* [Task objective] In the entries below, identify every line with the string "Sweet" and copy it.

* [Data]
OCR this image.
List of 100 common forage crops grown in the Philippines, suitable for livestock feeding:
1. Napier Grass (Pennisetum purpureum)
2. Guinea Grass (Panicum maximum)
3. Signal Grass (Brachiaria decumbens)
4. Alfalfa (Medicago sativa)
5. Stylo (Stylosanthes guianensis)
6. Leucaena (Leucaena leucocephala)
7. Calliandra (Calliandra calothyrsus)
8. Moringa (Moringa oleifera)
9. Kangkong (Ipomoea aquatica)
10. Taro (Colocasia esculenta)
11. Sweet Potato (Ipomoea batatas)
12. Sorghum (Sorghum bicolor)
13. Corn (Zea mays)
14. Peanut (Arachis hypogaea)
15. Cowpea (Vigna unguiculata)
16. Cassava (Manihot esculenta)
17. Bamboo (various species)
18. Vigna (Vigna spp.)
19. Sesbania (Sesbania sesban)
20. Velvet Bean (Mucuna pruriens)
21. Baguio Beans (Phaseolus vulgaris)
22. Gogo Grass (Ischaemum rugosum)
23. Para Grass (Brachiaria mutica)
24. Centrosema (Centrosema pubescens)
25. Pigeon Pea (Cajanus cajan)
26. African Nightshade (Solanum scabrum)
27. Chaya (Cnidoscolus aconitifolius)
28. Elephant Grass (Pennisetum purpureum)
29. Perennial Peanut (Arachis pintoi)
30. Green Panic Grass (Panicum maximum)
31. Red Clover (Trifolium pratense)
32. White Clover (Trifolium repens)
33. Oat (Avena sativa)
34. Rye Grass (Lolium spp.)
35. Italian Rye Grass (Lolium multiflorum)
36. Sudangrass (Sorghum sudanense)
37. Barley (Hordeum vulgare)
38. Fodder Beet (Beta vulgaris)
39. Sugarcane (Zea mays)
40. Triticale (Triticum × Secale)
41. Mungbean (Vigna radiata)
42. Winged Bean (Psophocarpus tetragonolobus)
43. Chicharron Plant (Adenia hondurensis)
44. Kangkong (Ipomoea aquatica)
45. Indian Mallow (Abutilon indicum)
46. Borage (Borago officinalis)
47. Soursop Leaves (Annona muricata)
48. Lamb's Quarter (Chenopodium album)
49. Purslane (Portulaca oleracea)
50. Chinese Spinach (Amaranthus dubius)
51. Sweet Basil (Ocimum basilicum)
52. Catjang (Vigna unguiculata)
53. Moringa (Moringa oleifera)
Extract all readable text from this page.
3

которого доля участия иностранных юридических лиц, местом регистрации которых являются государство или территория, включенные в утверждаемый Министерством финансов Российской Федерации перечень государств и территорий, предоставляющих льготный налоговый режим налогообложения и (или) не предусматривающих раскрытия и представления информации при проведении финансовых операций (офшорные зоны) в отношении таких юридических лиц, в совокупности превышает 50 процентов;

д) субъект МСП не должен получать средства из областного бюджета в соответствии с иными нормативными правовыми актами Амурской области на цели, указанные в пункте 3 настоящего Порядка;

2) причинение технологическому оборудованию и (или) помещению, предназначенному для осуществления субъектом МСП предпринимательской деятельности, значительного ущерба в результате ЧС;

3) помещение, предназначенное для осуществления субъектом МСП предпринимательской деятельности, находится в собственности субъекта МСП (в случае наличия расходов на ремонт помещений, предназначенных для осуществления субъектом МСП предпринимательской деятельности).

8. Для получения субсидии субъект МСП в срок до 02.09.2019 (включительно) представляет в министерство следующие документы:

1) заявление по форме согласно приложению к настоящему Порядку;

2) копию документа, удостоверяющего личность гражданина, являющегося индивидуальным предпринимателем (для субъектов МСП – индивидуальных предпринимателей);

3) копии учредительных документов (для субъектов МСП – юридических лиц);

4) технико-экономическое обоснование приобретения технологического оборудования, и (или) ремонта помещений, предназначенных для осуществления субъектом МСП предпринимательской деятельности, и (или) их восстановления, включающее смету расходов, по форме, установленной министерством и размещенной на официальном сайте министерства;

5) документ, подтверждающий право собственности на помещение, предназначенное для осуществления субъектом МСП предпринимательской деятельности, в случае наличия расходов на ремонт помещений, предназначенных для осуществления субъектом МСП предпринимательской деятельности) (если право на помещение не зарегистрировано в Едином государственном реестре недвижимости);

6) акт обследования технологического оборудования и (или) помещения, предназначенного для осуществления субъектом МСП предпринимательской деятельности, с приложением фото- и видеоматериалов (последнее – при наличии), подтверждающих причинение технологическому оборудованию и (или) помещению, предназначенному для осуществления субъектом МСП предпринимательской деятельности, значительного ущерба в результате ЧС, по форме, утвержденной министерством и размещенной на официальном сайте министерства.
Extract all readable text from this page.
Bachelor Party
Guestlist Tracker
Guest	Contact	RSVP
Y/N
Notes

* [Reply to the exercise]
11. Sweet Potato (Ipomoea batatas)
51. Sweet Basil (Ocimum basilicum)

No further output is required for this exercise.